TASK
Look below and pull out each line with the word "Computer".

Saved data entries:
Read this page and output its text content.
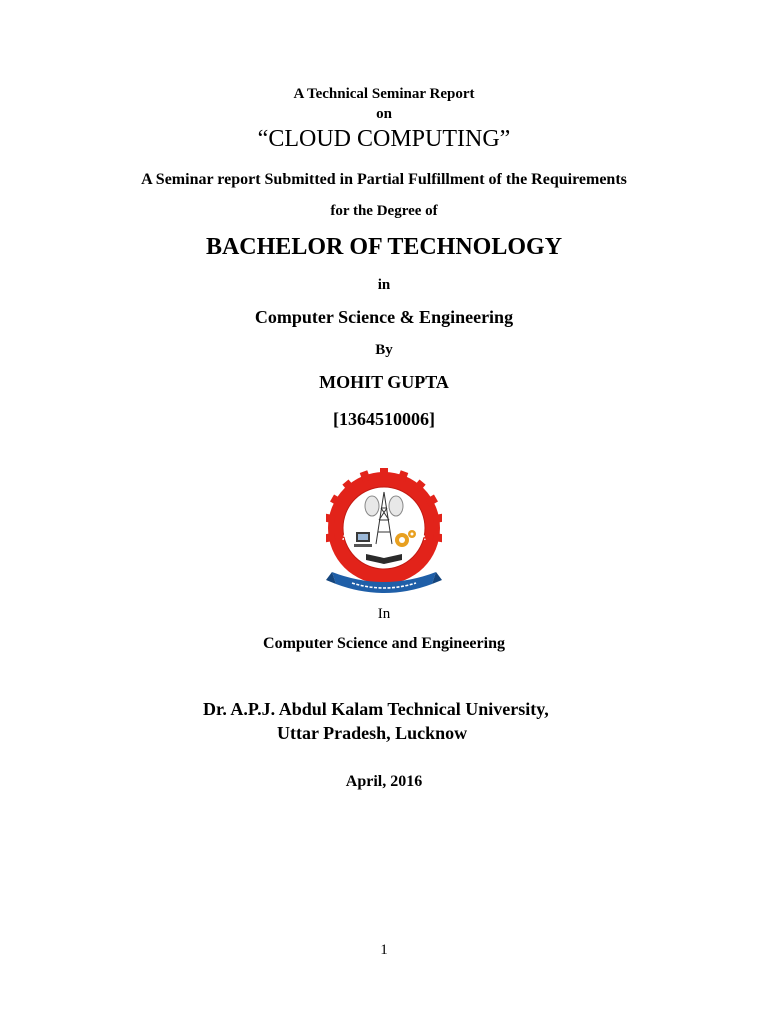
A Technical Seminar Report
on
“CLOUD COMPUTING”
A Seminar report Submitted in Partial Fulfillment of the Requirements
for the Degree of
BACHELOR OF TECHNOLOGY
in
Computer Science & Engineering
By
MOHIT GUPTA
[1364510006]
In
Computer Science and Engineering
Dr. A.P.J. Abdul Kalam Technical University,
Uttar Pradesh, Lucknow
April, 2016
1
--
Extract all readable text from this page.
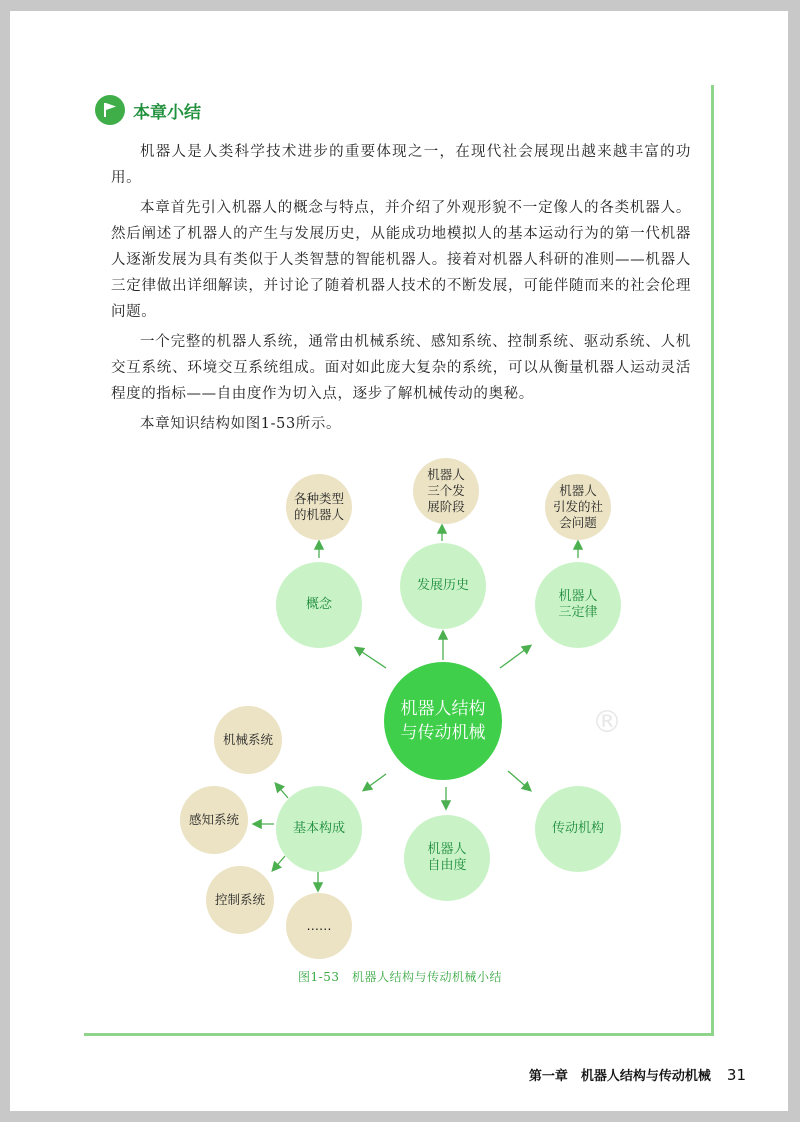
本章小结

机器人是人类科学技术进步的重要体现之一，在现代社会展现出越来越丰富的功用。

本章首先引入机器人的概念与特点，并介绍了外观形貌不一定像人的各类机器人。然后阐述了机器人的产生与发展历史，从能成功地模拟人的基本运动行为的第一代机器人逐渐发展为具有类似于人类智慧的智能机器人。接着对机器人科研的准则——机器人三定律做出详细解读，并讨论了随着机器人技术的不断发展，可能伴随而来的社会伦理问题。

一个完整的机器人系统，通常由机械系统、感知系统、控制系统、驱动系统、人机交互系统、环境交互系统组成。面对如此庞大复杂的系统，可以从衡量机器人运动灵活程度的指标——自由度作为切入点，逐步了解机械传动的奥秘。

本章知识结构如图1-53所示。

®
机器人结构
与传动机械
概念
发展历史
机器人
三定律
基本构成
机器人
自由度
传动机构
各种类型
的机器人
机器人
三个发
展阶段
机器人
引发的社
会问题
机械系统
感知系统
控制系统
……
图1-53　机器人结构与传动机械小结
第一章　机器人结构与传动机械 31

RESPONSE TO THE EXERCISE
Computer Science & Engineering
Computer Science and Engineering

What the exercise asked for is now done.